**Directions for this task:**
Each line of the data that includes the string "الدراسى" is to be copied out.

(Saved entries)

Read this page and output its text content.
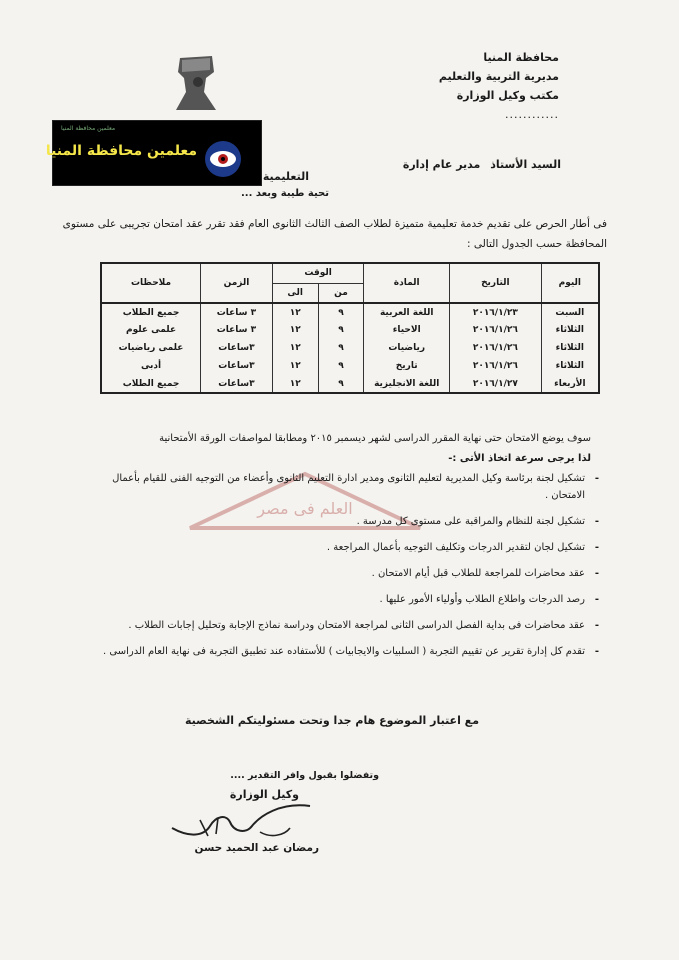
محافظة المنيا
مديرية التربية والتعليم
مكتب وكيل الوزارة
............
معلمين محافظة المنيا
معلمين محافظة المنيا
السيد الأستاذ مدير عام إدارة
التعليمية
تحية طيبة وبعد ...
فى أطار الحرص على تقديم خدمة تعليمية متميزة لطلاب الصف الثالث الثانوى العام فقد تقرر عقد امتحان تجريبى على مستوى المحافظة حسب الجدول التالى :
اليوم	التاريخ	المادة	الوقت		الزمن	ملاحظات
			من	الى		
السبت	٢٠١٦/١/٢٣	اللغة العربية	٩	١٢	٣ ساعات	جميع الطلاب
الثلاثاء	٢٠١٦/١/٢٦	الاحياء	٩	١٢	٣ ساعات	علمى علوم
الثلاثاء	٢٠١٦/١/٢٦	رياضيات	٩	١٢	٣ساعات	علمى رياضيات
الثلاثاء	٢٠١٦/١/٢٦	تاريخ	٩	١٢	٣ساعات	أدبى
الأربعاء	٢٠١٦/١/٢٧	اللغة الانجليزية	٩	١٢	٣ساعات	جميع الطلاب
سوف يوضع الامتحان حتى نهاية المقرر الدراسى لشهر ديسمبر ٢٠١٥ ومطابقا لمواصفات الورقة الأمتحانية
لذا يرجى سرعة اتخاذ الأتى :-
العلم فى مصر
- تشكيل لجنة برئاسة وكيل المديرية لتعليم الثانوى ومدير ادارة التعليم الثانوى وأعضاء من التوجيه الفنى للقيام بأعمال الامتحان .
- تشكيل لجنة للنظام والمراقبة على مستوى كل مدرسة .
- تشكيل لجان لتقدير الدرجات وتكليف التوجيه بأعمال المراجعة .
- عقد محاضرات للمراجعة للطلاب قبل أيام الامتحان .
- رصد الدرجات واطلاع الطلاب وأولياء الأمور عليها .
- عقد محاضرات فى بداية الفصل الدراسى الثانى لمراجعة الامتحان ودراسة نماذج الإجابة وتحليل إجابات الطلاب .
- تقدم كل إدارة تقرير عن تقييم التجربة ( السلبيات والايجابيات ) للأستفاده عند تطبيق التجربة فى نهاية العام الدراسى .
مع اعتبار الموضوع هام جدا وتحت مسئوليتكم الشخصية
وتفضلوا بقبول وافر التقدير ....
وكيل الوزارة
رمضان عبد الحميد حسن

---

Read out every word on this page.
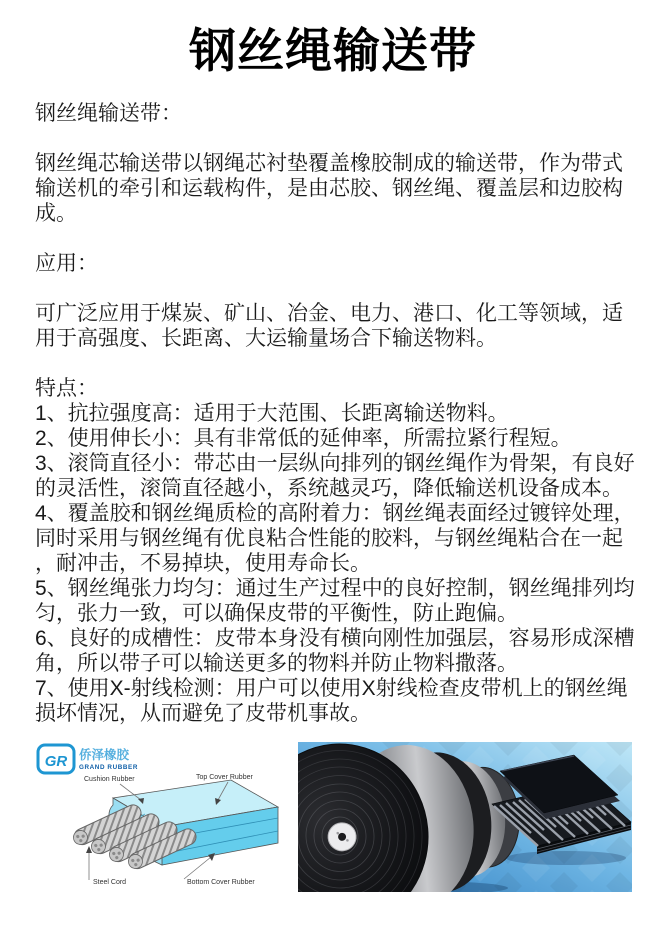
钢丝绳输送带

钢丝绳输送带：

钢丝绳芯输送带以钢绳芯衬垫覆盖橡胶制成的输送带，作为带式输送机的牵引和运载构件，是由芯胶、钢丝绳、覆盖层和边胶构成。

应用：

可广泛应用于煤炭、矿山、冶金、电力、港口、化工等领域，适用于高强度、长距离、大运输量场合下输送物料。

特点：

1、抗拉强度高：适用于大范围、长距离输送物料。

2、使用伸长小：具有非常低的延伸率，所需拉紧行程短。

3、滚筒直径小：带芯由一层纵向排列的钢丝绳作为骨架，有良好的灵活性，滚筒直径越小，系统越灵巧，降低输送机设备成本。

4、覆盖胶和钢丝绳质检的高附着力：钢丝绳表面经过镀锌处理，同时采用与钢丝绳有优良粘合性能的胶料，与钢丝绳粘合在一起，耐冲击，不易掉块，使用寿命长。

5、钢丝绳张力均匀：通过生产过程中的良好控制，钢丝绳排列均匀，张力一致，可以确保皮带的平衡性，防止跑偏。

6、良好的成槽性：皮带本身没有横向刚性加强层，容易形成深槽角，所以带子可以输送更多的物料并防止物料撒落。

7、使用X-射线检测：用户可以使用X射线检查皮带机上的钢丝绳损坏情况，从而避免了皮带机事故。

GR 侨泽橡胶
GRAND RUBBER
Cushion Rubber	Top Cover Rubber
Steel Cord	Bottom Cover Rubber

**Task solution:**
سوف يوضع الامتحان حتى نهاية المقرر الدراسى لشهر ديسمبر ٢٠١٥ ومطابقا لمواصفات الورقة الأمتحانية
- عقد محاضرات فى بداية الفصل الدراسى الثانى لمراجعة الامتحان ودراسة نماذج الإجابة وتحليل إجابات الطلاب .
- تقدم كل إدارة تقرير عن تقييم التجربة ( السلبيات والايجابيات ) للأستفاده عند تطبيق التجربة فى نهاية العام الدراسى .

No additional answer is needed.